▸ Task prompt: Identify each line in the records below that contains the word "killing", and copy it.

▸ Material for this task:
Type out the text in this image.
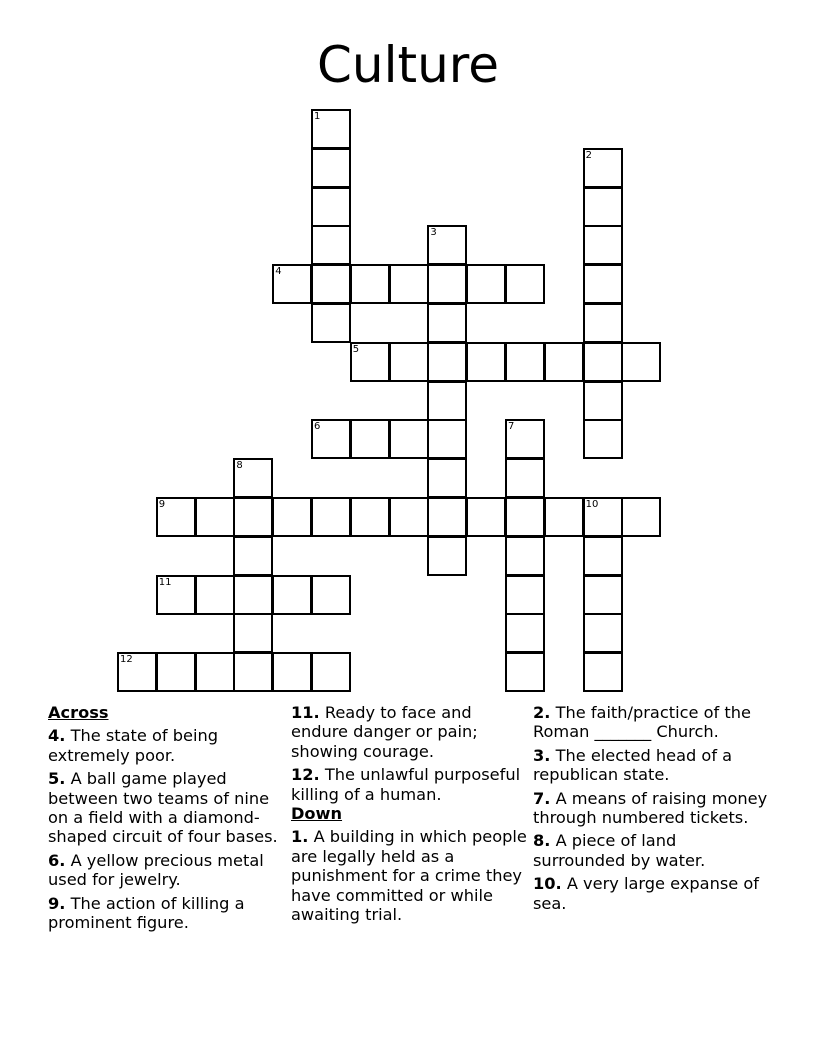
Culture
1
2
3
4
5
6	7
8
9	10
11
12
Across
4. The state of being extremely poor.
5. A ball game played between two teams of nine on a field with a diamond-shaped circuit of four bases.
6. A yellow precious metal used for jewelry.
9. The action of killing a prominent figure.
11. Ready to face and endure danger or pain; showing courage.
12. The unlawful purposeful killing of a human.
Down
1. A building in which people are legally held as a punishment for a crime they have committed or while awaiting trial.
2. The faith/practice of the Roman _______ Church.
3. The elected head of a republican state.
7. A means of raising money through numbered tickets.
8. A piece of land surrounded by water.
10. A very large expanse of sea.
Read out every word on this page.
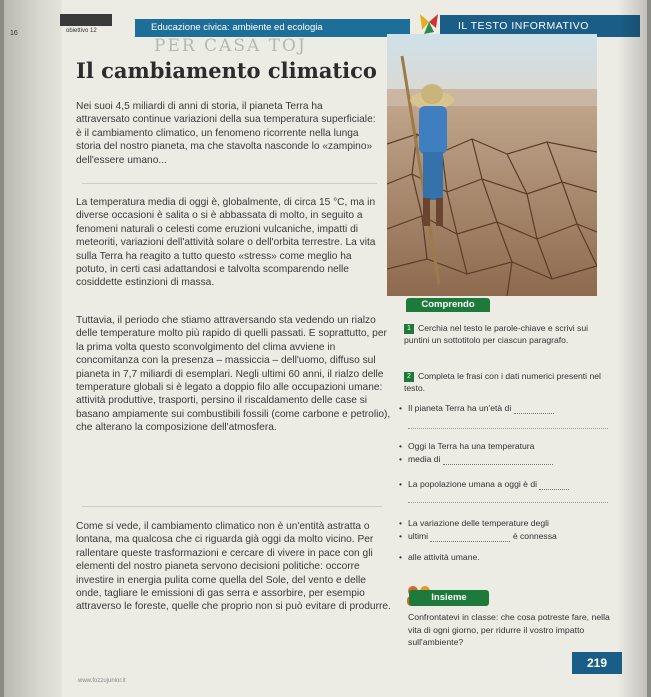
obiettivo 12
16
Educazione civica: ambiente ed ecologia	IL TESTO INFORMATIVO
PER CASA TOJ
Il cambiamento climatico

Nei suoi 4,5 miliardi di anni di storia, il pianeta Terra ha attraversato continue variazioni della sua temperatura superficiale: è il cambiamento climatico, un fenomeno ricorrente nella lunga storia del nostro pianeta, ma che stavolta nasconde lo «zampino» dell'essere umano...

La temperatura media di oggi è, globalmente, di circa 15 °C, ma in diverse occasioni è salita o si è abbassata di molto, in seguito a fenomeni naturali o celesti come eruzioni vulcaniche, impatti di meteoriti, variazioni dell'attività solare o dell'orbita terrestre. La vita sulla Terra ha reagito a tutto questo «stress» come meglio ha potuto, in certi casi adattandosi e talvolta scomparendo nelle cosiddette estinzioni di massa.

Tuttavia, il periodo che stiamo attraversando sta vedendo un rialzo delle temperature molto più rapido di quelli passati. E soprattutto, per la prima volta questo sconvolgimento del clima avviene in concomitanza con la presenza – massiccia – dell'uomo, diffuso sul pianeta in 7,7 miliardi di esemplari. Negli ultimi 60 anni, il rialzo delle temperature globali si è legato a doppio filo alle occupazioni umane: attività produttive, trasporti, persino il riscaldamento delle case si basano ampiamente sui combustibili fossili (come carbone e petrolio), che alterano la composizione dell'atmosfera.

Come si vede, il cambiamento climatico non è un'entità astratta o lontana, ma qualcosa che ci riguarda già oggi da molto vicino. Per rallentare queste trasformazioni e cercare di vivere in pace con gli elementi del nostro pianeta servono decisioni politiche: occorre investire in energia pulita come quella del Sole, del vento e delle onde, tagliare le emissioni di gas serra e assorbire, per esempio attraverso le foreste, quelle che proprio non si può evitare di produrre.

Comprendo
1 Cerchia nel testo le parole-chiave e scrivi sui puntini un sottotitolo per ciascun paragrafo.
2 Completa le frasi con i dati numerici presenti nel testo.
• Il pianeta Terra ha un'età di
• Oggi la Terra ha una temperatura
• media di
• La popolazione umana a oggi è di
• La variazione delle temperature degli
• ultimi	è connessa
• alle attività umane.
Insieme
Confrontatevi in classe: che cosa potreste fare, nella vita di ogni giorno, per ridurre il vostro impatto sull'ambiente?
219
www.fozzujunior.it
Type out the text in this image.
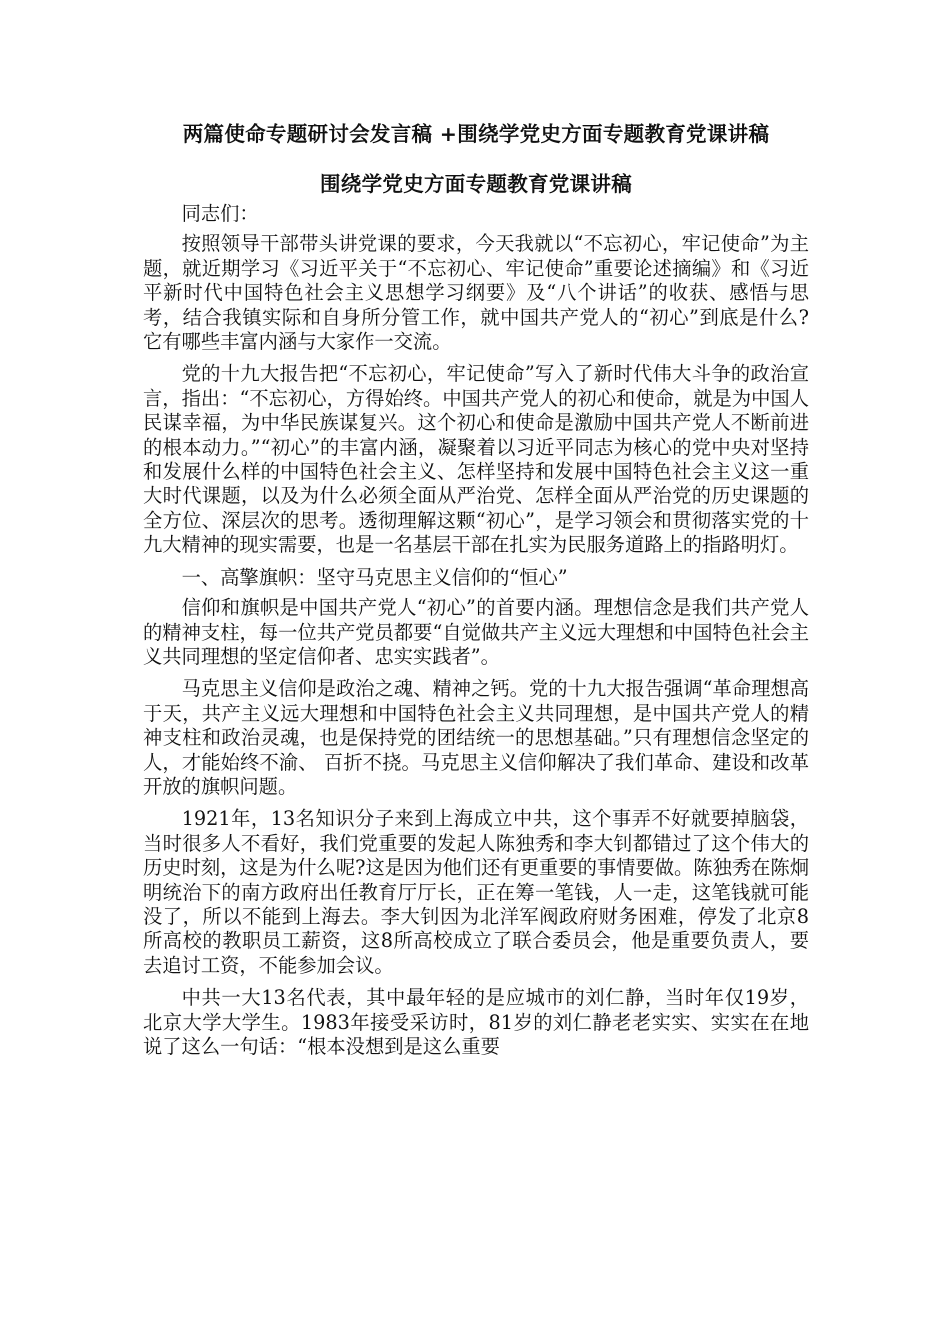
两篇使命专题研讨会发言稿 +围绕学党史方面专题教育党课讲稿
围绕学党史方面专题教育党课讲稿

同志们：

按照领导干部带头讲党课的要求，今天我就以“不忘初心，牢记使命”为主题，就近期学习《习近平关于“不忘初心、牢记使命”重要论述摘编》和《习近平新时代中国特色社会主义思想学习纲要》及“八个讲话”的收获、感悟与思考，结合我镇实际和自身所分管工作，就中国共产党人的“初心”到底是什么?它有哪些丰富内涵与大家作一交流。

党的十九大报告把“不忘初心，牢记使命”写入了新时代伟大斗争的政治宣言，指出：“不忘初心，方得始终。中国共产党人的初心和使命，就是为中国人民谋幸福，为中华民族谋复兴。这个初心和使命是激励中国共产党人不断前进的根本动力。”“初心”的丰富内涵，凝聚着以习近平同志为核心的党中央对坚持和发展什么样的中国特色社会主义、怎样坚持和发展中国特色社会主义这一重大时代课题，以及为什么必须全面从严治党、怎样全面从严治党的历史课题的全方位、深层次的思考。透彻理解这颗“初心”，是学习领会和贯彻落实党的十九大精神的现实需要，也是一名基层干部在扎实为民服务道路上的指路明灯。

一、高擎旗帜：坚守马克思主义信仰的“恒心”

信仰和旗帜是中国共产党人“初心”的首要内涵。理想信念是我们共产党人的精神支柱，每一位共产党员都要“自觉做共产主义远大理想和中国特色社会主义共同理想的坚定信仰者、忠实实践者”。

马克思主义信仰是政治之魂、精神之钙。党的十九大报告强调“革命理想高于天，共产主义远大理想和中国特色社会主义共同理想，是中国共产党人的精神支柱和政治灵魂，也是保持党的团结统一的思想基础。”只有理想信念坚定的人，才能始终不渝、 百折不挠。马克思主义信仰解决了我们革命、建设和改革开放的旗帜问题。

1921年，13名知识分子来到上海成立中共，这个事弄不好就要掉脑袋，当时很多人不看好，我们党重要的发起人陈独秀和李大钊都错过了这个伟大的历史时刻，这是为什么呢?这是因为他们还有更重要的事情要做。陈独秀在陈炯明统治下的南方政府出任教育厅厅长，正在筹一笔钱，人一走，这笔钱就可能没了，所以不能到上海去。李大钊因为北洋军阀政府财务困难，停发了北京8所高校的教职员工薪资，这8所高校成立了联合委员会，他是重要负责人，要去追讨工资，不能参加会议。

中共一大13名代表，其中最年轻的是应城市的刘仁静，当时年仅19岁，北京大学大学生。1983年接受采访时，81岁的刘仁静老老实实、实实在在地说了这么一句话：“根本没想到是这么重要
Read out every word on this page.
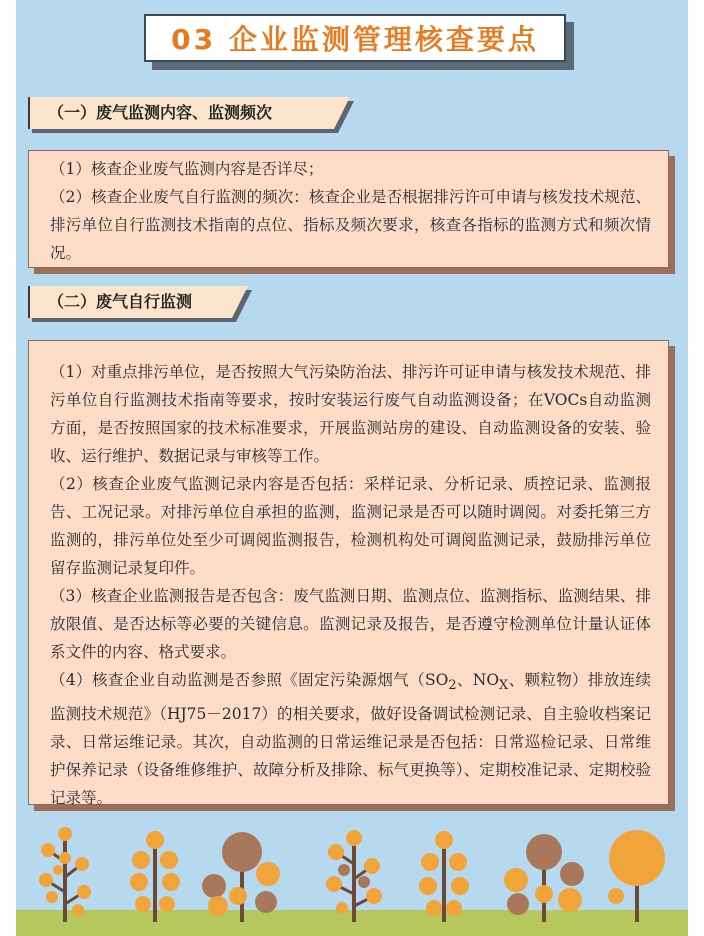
03 企业监测管理核查要点
（一）废气监测内容、监测频次

（1）核查企业废气监测内容是否详尽；

（2）核查企业废气自行监测的频次：核查企业是否根据排污许可申请与核发技术规范、排污单位自行监测技术指南的点位、指标及频次要求，核查各指标的监测方式和频次情况。

（二）废气自行监测

（1）对重点排污单位，是否按照大气污染防治法、排污许可证申请与核发技术规范、排污单位自行监测技术指南等要求，按时安装运行废气自动监测设备；在VOCs自动监测方面，是否按照国家的技术标准要求，开展监测站房的建设、自动监测设备的安装、验收、运行维护、数据记录与审核等工作。

（2）核查企业废气监测记录内容是否包括：采样记录、分析记录、质控记录、监测报告、工况记录。对排污单位自承担的监测，监测记录是否可以随时调阅。对委托第三方监测的，排污单位处至少可调阅监测报告，检测机构处可调阅监测记录，鼓励排污单位留存监测记录复印件。

（3）核查企业监测报告是否包含：废气监测日期、监测点位、监测指标、监测结果、排放限值、是否达标等必要的关键信息。监测记录及报告，是否遵守检测单位计量认证体系文件的内容、格式要求。

（4）核查企业自动监测是否参照《固定污染源烟气（$SO_2$、$NO_X$、颗粒物）排放连续监测技术规范》（HJ75－2017）的相关要求，做好设备调试检测记录、自主验收档案记录、日常运维记录。其次，自动监测的日常运维记录是否包括：日常巡检记录、日常维护保养记录（设备维修维护、故障分析及排除、标气更换等）、定期校准记录、定期校验记录等。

▸ Full answer:
9. The action of killing a prominent figure.
12. The unlawful purposeful killing of a human.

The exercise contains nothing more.